_DATA IN THIS EXERCISE_:
★ ★ ★

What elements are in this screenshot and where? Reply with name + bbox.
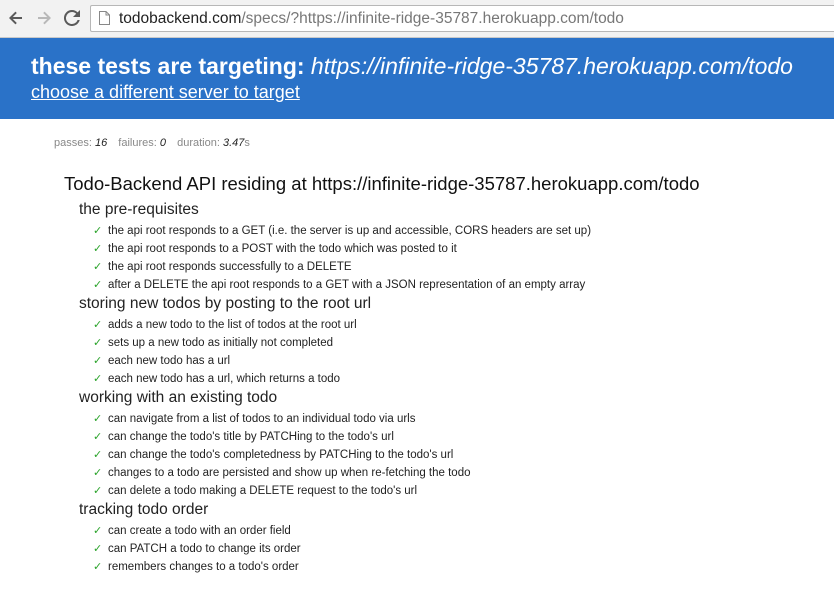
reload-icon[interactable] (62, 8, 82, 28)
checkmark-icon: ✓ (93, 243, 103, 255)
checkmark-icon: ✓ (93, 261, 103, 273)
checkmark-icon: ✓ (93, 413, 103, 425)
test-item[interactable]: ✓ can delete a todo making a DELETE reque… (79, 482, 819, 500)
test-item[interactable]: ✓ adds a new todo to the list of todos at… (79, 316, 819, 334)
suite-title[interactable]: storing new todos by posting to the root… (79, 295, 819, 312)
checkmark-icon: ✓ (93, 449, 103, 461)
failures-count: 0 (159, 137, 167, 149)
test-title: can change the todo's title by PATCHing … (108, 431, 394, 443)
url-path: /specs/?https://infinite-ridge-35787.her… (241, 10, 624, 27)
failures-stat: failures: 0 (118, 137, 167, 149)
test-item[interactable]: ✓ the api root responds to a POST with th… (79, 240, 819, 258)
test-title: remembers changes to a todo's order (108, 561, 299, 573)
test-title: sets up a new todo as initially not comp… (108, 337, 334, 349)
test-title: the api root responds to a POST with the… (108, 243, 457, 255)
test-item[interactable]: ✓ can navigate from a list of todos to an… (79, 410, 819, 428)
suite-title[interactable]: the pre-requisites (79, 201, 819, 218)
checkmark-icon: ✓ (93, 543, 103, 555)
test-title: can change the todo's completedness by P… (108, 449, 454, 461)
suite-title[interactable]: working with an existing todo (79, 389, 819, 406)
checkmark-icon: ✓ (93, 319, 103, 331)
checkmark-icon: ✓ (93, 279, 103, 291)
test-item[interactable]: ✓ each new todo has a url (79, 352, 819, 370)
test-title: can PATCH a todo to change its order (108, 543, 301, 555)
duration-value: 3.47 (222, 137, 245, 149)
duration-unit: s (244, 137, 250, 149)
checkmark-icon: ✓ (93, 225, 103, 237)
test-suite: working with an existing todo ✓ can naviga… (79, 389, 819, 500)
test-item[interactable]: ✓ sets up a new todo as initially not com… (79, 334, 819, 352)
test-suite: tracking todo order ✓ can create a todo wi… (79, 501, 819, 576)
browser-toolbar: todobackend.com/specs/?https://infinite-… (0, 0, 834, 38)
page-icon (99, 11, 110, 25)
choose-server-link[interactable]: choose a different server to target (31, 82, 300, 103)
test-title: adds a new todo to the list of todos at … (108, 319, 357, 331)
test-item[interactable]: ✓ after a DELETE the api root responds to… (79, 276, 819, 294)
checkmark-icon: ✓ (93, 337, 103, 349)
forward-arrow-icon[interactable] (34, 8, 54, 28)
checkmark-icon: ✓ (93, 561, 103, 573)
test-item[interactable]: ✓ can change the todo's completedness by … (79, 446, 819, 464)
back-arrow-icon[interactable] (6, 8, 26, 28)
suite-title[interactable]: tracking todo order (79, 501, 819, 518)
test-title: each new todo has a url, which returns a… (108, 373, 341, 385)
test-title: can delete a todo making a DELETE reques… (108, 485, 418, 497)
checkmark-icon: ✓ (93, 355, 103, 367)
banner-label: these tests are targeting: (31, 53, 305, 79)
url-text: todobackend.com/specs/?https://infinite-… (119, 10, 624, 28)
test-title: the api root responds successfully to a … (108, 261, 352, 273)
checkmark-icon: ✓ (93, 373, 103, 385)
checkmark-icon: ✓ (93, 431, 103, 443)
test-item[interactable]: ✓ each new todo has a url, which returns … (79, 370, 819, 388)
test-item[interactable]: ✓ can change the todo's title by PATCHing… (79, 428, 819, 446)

★ ★ ★

_THE PROBLEM_: Copy the material above line for line without changing anything, and leave the picture out of your copy.

_SOLUTION FOR THIS EXERCISE_:
What elements are in this screenshot and where? Reply with name + bbox.
reload-icon[interactable] (62, 8, 82, 28)
checkmark-icon: ✓ (93, 243, 103, 255)
checkmark-icon: ✓ (93, 261, 103, 273)
checkmark-icon: ✓ (93, 413, 103, 425)
test-item[interactable]: ✓ can delete a todo making a DELETE reque… (79, 482, 819, 500)
test-item[interactable]: ✓ adds a new todo to the list of todos at… (79, 316, 819, 334)
suite-title[interactable]: storing new todos by posting to the root… (79, 295, 819, 312)
checkmark-icon: ✓ (93, 449, 103, 461)
failures-count: 0 (159, 137, 167, 149)
test-title: can change the todo's title by PATCHing … (108, 431, 394, 443)
url-path: /specs/?https://infinite-ridge-35787.her… (241, 10, 624, 27)
failures-stat: failures: 0 (118, 137, 167, 149)
test-item[interactable]: ✓ the api root responds to a POST with th… (79, 240, 819, 258)
test-title: remembers changes to a todo's order (108, 561, 299, 573)
test-title: sets up a new todo as initially not comp… (108, 337, 334, 349)
test-title: the api root responds to a POST with the… (108, 243, 457, 255)
test-item[interactable]: ✓ can navigate from a list of todos to an… (79, 410, 819, 428)
suite-title[interactable]: the pre-requisites (79, 201, 819, 218)
checkmark-icon: ✓ (93, 543, 103, 555)
test-title: can change the todo's completedness by P… (108, 449, 454, 461)
suite-title[interactable]: working with an existing todo (79, 389, 819, 406)
checkmark-icon: ✓ (93, 319, 103, 331)
checkmark-icon: ✓ (93, 279, 103, 291)
test-item[interactable]: ✓ each new todo has a url (79, 352, 819, 370)
test-title: can PATCH a todo to change its order (108, 543, 301, 555)
duration-value: 3.47 (222, 137, 245, 149)
duration-unit: s (244, 137, 250, 149)
checkmark-icon: ✓ (93, 225, 103, 237)
test-suite: working with an existing todo ✓ can naviga… (79, 389, 819, 500)
test-item[interactable]: ✓ sets up a new todo as initially not com… (79, 334, 819, 352)
test-suite: tracking todo order ✓ can create a todo wi… (79, 501, 819, 576)
browser-toolbar: todobackend.com/specs/?https://infinite-… (0, 0, 834, 38)
page-icon (99, 11, 110, 25)
choose-server-link[interactable]: choose a different server to target (31, 82, 300, 103)
test-title: adds a new todo to the list of todos at … (108, 319, 357, 331)
test-item[interactable]: ✓ after a DELETE the api root responds to… (79, 276, 819, 294)
checkmark-icon: ✓ (93, 337, 103, 349)
forward-arrow-icon[interactable] (34, 8, 54, 28)
checkmark-icon: ✓ (93, 561, 103, 573)
test-item[interactable]: ✓ can change the todo's completedness by … (79, 446, 819, 464)
back-arrow-icon[interactable] (6, 8, 26, 28)
suite-title[interactable]: tracking todo order (79, 501, 819, 518)
test-title: each new todo has a url, which returns a… (108, 373, 341, 385)
test-title: can delete a todo making a DELETE reques… (108, 485, 418, 497)
checkmark-icon: ✓ (93, 355, 103, 367)
banner-label: these tests are targeting: (31, 53, 305, 79)
url-text: todobackend.com/specs/?https://infinite-… (119, 10, 624, 28)
test-title: the api root responds successfully to a … (108, 261, 352, 273)
checkmark-icon: ✓ (93, 373, 103, 385)
checkmark-icon: ✓ (93, 431, 103, 443)
test-item[interactable]: ✓ each new todo has a url, which returns … (79, 370, 819, 388)
test-item[interactable]: ✓ can change the todo's title by PATCHing… (79, 428, 819, 446)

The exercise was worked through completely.